--- Start of Data shown ---

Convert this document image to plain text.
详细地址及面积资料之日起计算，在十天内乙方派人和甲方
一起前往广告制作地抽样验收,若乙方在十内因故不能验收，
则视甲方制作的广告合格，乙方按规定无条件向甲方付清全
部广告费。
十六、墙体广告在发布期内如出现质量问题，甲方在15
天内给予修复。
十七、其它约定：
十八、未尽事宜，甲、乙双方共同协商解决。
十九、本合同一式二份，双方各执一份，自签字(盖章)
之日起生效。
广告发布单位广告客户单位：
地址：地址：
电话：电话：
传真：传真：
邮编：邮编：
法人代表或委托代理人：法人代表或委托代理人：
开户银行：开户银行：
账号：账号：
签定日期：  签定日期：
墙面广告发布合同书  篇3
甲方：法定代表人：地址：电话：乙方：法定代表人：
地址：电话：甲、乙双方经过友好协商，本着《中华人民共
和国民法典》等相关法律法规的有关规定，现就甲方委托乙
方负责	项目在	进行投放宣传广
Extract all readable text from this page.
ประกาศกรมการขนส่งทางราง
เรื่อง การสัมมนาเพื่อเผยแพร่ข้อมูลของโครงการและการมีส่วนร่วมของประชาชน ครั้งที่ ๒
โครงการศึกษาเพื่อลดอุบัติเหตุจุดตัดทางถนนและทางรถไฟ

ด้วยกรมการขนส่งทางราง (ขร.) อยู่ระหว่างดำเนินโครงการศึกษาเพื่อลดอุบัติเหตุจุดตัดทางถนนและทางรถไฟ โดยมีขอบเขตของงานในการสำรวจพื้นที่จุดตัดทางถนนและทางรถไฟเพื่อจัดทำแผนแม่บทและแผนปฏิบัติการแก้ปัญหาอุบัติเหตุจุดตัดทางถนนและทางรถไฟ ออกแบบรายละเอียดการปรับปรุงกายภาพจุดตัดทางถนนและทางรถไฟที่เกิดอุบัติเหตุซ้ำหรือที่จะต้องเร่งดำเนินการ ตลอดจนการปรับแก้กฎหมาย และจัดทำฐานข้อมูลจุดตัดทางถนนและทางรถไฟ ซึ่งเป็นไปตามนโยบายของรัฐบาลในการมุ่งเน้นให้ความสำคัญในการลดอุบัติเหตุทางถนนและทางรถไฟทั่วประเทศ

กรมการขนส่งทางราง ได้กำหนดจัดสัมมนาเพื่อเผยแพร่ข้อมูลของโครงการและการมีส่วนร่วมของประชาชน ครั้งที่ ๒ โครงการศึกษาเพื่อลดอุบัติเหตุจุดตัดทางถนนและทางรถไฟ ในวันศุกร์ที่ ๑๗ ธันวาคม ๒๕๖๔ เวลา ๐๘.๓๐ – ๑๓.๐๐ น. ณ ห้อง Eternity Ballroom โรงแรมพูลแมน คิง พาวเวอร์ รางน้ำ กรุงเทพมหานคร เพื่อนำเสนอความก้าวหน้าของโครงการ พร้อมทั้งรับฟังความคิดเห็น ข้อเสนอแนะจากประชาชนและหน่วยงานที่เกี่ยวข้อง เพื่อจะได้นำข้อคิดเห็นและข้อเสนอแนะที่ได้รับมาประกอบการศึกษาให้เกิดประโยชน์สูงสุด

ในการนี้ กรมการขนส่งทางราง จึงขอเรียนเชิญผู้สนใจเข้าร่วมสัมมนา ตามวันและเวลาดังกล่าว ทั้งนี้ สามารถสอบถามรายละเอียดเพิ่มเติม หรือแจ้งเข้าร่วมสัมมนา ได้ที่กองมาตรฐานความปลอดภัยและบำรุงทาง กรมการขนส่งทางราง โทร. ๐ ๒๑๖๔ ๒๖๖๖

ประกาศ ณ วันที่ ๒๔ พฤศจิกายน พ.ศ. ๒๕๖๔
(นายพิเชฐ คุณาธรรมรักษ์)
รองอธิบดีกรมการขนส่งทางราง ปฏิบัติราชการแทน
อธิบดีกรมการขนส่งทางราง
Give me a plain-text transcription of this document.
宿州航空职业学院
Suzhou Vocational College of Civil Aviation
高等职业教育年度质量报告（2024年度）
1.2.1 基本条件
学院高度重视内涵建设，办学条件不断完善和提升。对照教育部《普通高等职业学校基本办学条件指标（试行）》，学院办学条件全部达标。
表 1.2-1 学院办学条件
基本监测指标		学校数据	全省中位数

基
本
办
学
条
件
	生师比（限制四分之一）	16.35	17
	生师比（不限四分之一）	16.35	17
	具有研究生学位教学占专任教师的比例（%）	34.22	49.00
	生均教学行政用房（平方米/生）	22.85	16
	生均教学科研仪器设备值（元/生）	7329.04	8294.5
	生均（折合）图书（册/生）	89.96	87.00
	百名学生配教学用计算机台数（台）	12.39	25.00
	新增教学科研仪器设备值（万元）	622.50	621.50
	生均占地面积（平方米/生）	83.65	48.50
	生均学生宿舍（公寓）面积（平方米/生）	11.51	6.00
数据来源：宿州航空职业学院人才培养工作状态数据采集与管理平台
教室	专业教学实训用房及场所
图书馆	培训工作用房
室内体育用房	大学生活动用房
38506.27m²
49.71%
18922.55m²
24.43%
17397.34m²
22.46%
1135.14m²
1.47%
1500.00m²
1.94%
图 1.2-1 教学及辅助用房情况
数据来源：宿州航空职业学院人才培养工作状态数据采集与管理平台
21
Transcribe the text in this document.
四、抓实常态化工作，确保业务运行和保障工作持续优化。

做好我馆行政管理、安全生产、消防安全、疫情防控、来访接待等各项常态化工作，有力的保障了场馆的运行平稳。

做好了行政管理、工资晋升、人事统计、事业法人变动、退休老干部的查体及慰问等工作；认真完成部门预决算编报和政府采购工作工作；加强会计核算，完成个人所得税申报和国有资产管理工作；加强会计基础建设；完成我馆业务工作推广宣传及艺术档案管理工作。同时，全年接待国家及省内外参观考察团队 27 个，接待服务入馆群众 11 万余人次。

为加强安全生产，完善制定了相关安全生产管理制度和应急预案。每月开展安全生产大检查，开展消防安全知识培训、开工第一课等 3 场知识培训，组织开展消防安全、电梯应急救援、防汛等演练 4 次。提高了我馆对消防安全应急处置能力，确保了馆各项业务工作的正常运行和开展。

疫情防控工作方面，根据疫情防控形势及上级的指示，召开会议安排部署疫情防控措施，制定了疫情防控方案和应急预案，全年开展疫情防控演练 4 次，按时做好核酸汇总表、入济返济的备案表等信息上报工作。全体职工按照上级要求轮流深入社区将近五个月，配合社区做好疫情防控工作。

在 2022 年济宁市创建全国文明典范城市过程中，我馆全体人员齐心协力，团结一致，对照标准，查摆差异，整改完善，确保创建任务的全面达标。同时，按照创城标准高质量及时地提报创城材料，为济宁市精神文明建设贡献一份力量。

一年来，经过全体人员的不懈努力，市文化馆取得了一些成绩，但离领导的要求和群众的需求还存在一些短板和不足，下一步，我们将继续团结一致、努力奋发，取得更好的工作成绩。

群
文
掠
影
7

--- End of Data shown ---

Exercise instructions:
Identify each line in the records above that contains the word "วมของประชาชน", and copy it out in full.

Complete response:
เรื่อง การสัมมนาเพื่อเผยแพร่ข้อมูลของโครงการและการมีส่วนร่วมของประชาชน ครั้งที่ ๒
กรมการขนส่งทางราง ได้กำหนดจัดสัมมนาเพื่อเผยแพร่ข้อมูลของโครงการและการมีส่วนร่วมของประชาชน ครั้งที่ ๒ โครงการศึกษาเพื่อลดอุบัติเหตุจุดตัดทางถนนและทางรถไฟ ในวันศุกร์ที่ ๑๗ ธันวาคม ๒๕๖๔ เวลา ๐๘.๓๐ – ๑๓.๐๐ น. ณ ห้อง Eternity Ballroom โรงแรมพูลแมน คิง พาวเวอร์ รางน้ำ กรุงเทพมหานคร เพื่อนำเสนอความก้าวหน้าของโครงการ พร้อมทั้งรับฟังความคิดเห็น ข้อเสนอแนะจากประชาชนและหน่วยงานที่เกี่ยวข้อง เพื่อจะได้นำข้อคิดเห็นและข้อเสนอแนะที่ได้รับมาประกอบการศึกษาให้เกิดประโยชน์สูงสุด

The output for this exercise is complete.